Figure collection entries:
>> begin

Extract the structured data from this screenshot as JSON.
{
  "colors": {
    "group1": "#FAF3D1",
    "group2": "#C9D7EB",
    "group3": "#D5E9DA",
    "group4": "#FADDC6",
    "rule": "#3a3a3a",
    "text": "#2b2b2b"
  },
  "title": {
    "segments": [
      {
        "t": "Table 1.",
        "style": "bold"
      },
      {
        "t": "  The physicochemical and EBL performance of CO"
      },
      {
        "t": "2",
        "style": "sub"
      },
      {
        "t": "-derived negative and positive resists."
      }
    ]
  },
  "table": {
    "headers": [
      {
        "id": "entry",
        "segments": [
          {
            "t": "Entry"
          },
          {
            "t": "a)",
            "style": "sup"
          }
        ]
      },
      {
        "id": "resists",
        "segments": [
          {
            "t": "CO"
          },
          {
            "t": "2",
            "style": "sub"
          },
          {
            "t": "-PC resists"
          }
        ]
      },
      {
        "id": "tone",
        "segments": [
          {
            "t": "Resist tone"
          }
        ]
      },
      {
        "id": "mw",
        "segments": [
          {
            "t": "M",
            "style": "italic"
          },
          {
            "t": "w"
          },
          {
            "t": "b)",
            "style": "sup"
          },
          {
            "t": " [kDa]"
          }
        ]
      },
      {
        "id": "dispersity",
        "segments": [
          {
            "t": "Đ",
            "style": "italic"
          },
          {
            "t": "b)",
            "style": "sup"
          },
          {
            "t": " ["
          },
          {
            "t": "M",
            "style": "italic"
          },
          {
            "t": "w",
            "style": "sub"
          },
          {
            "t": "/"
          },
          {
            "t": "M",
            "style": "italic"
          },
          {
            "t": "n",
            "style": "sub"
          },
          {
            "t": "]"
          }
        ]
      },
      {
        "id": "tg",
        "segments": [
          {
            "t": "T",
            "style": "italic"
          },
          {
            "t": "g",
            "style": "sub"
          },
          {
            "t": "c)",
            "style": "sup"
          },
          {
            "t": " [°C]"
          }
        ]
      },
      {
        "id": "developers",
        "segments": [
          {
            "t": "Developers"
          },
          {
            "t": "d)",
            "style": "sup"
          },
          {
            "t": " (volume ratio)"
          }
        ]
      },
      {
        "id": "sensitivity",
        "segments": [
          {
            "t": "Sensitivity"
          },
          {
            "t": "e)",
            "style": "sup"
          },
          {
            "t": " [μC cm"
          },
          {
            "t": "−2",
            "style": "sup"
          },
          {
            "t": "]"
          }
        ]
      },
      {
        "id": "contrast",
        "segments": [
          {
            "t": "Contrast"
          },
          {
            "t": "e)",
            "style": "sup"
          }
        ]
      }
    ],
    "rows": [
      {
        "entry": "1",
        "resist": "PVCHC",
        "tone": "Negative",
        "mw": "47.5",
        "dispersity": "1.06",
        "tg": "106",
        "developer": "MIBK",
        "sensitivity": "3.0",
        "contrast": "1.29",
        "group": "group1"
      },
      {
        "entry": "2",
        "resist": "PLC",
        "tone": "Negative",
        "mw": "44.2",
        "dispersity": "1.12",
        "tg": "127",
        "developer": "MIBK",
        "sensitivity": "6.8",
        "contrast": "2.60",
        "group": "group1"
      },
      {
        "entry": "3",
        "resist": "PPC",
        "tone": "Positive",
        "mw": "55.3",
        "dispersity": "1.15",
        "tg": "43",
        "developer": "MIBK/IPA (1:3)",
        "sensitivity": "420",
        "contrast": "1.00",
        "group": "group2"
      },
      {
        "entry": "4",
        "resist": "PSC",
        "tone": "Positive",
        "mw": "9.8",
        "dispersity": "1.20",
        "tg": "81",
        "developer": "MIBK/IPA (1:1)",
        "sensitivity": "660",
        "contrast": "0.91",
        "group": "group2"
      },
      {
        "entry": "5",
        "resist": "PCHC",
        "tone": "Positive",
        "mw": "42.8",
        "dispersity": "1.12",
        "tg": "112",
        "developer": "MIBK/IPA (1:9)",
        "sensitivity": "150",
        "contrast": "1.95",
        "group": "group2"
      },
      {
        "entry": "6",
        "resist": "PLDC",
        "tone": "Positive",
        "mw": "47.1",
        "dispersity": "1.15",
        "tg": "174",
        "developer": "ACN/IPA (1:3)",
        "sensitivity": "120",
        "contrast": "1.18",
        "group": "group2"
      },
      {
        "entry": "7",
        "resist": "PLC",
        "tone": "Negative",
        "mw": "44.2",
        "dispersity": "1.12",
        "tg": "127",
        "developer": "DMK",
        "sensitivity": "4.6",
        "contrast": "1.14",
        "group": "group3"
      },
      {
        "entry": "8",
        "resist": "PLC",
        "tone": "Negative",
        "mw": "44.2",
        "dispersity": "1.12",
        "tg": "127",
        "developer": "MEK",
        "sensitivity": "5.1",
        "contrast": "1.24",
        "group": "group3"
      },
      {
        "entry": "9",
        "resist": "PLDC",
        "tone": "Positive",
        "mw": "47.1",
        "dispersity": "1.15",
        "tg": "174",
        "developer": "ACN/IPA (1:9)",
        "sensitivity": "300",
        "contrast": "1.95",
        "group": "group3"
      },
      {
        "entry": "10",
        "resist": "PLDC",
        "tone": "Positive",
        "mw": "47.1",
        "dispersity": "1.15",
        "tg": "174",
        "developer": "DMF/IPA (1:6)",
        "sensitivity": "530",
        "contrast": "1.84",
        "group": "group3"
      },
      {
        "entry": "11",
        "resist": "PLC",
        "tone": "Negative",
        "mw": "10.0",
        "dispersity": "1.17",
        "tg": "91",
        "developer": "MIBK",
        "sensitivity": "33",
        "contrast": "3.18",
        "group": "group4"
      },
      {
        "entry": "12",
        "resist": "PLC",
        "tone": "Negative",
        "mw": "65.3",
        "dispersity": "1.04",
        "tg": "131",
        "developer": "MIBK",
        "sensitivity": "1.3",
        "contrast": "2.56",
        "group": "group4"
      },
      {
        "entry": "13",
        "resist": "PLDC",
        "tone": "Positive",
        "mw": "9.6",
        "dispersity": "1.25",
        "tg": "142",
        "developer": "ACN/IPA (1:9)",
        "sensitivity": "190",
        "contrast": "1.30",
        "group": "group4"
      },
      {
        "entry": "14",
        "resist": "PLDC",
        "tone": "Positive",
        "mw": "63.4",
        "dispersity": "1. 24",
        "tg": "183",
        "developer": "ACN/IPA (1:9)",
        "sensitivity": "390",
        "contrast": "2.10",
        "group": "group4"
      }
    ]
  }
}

>> end

Requirement
Pull out all lines containing the word "resists" from the entries above.

Written response
        "t": "-derived negative and positive resists."
        "id": "resists",
            "t": "-PC resists"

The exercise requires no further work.